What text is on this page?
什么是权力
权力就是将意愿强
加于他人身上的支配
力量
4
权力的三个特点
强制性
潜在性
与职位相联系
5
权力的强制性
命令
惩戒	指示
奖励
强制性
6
*****
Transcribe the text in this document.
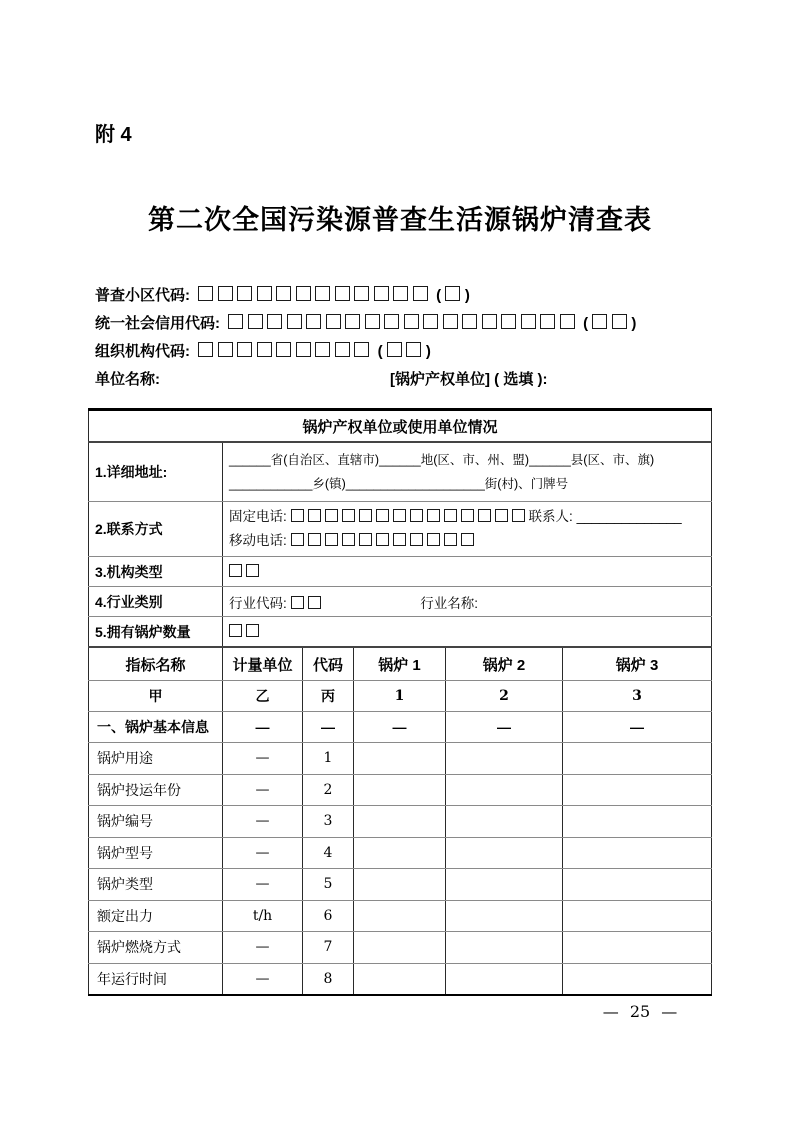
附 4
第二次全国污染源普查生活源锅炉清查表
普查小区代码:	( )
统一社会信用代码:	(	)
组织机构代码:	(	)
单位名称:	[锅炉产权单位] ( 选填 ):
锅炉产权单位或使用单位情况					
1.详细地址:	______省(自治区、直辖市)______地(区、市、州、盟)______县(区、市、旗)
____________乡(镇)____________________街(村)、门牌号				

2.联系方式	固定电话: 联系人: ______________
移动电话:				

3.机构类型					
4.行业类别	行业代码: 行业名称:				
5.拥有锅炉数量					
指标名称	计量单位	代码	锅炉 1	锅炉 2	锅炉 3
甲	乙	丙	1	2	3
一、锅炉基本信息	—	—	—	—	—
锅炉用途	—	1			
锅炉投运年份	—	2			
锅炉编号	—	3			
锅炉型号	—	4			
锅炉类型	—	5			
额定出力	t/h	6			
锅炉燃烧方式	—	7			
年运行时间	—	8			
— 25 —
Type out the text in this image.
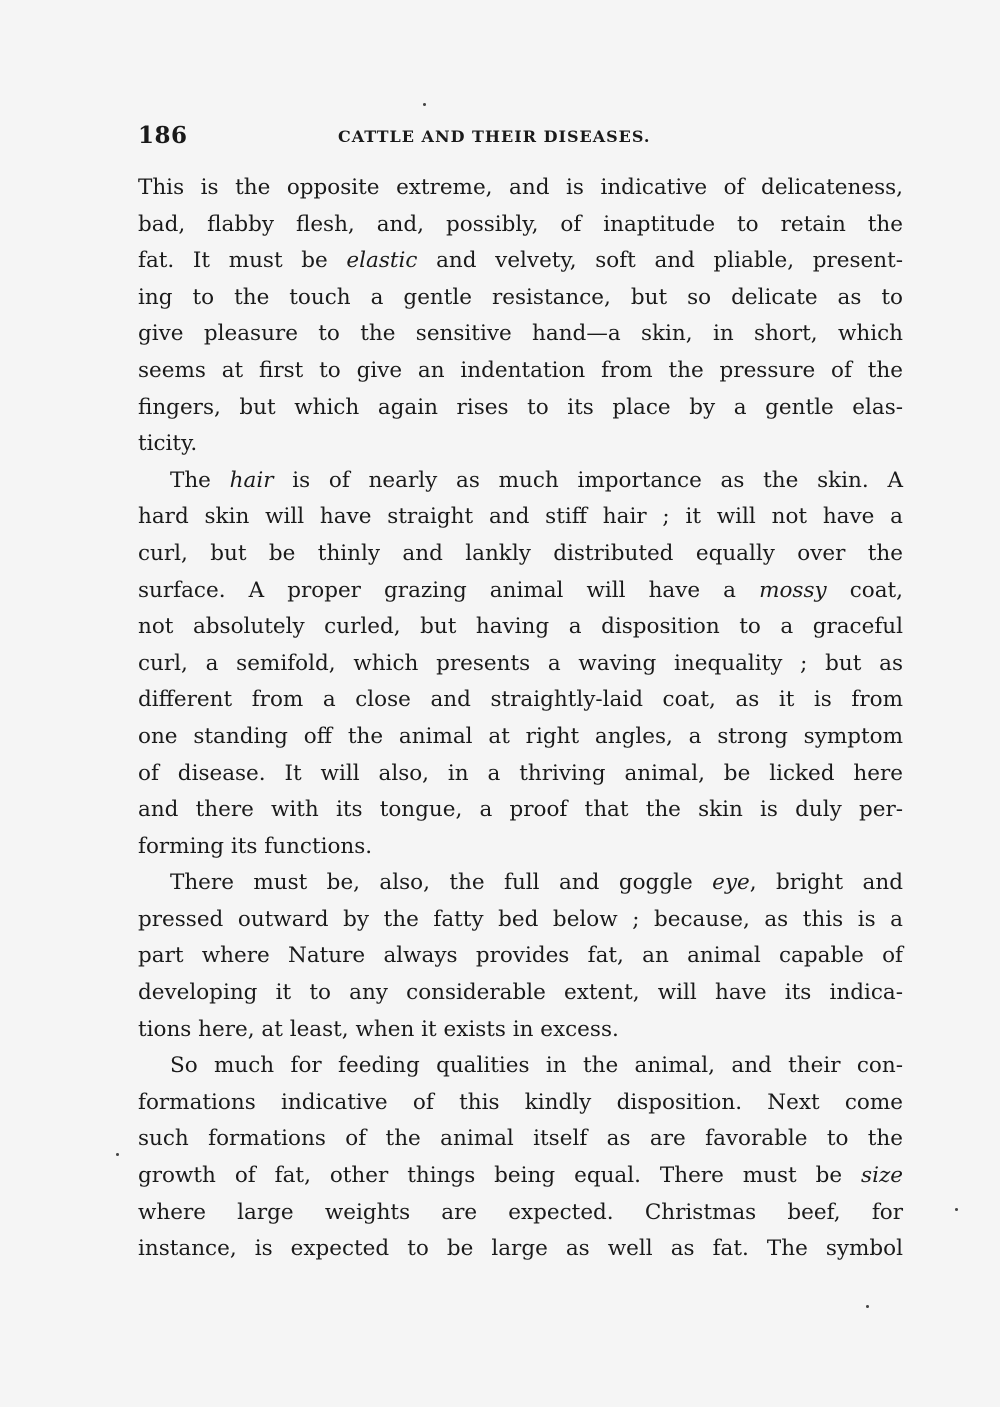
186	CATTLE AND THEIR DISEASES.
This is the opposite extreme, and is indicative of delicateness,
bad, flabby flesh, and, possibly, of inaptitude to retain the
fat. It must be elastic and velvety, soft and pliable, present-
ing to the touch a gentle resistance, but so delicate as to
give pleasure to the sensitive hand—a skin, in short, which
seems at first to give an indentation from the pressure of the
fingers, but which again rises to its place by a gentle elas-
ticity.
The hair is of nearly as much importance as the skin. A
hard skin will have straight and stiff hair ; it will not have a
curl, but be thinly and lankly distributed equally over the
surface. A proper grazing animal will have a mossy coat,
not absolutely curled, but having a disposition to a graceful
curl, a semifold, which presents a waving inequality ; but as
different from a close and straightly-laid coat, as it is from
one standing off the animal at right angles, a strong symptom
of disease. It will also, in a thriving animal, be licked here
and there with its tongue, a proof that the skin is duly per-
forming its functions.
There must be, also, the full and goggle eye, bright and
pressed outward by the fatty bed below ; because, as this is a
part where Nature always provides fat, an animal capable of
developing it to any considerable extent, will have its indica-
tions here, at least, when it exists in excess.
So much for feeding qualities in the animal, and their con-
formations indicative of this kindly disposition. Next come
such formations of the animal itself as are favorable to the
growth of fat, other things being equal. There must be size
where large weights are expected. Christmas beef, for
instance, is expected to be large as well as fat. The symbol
*****
#### Task
Select the lines that carry the string "gentle" and copy them.

#### Completed task
ing to the touch a gentle resistance, but so delicate as to
fingers, but which again rises to its place by a gentle elas-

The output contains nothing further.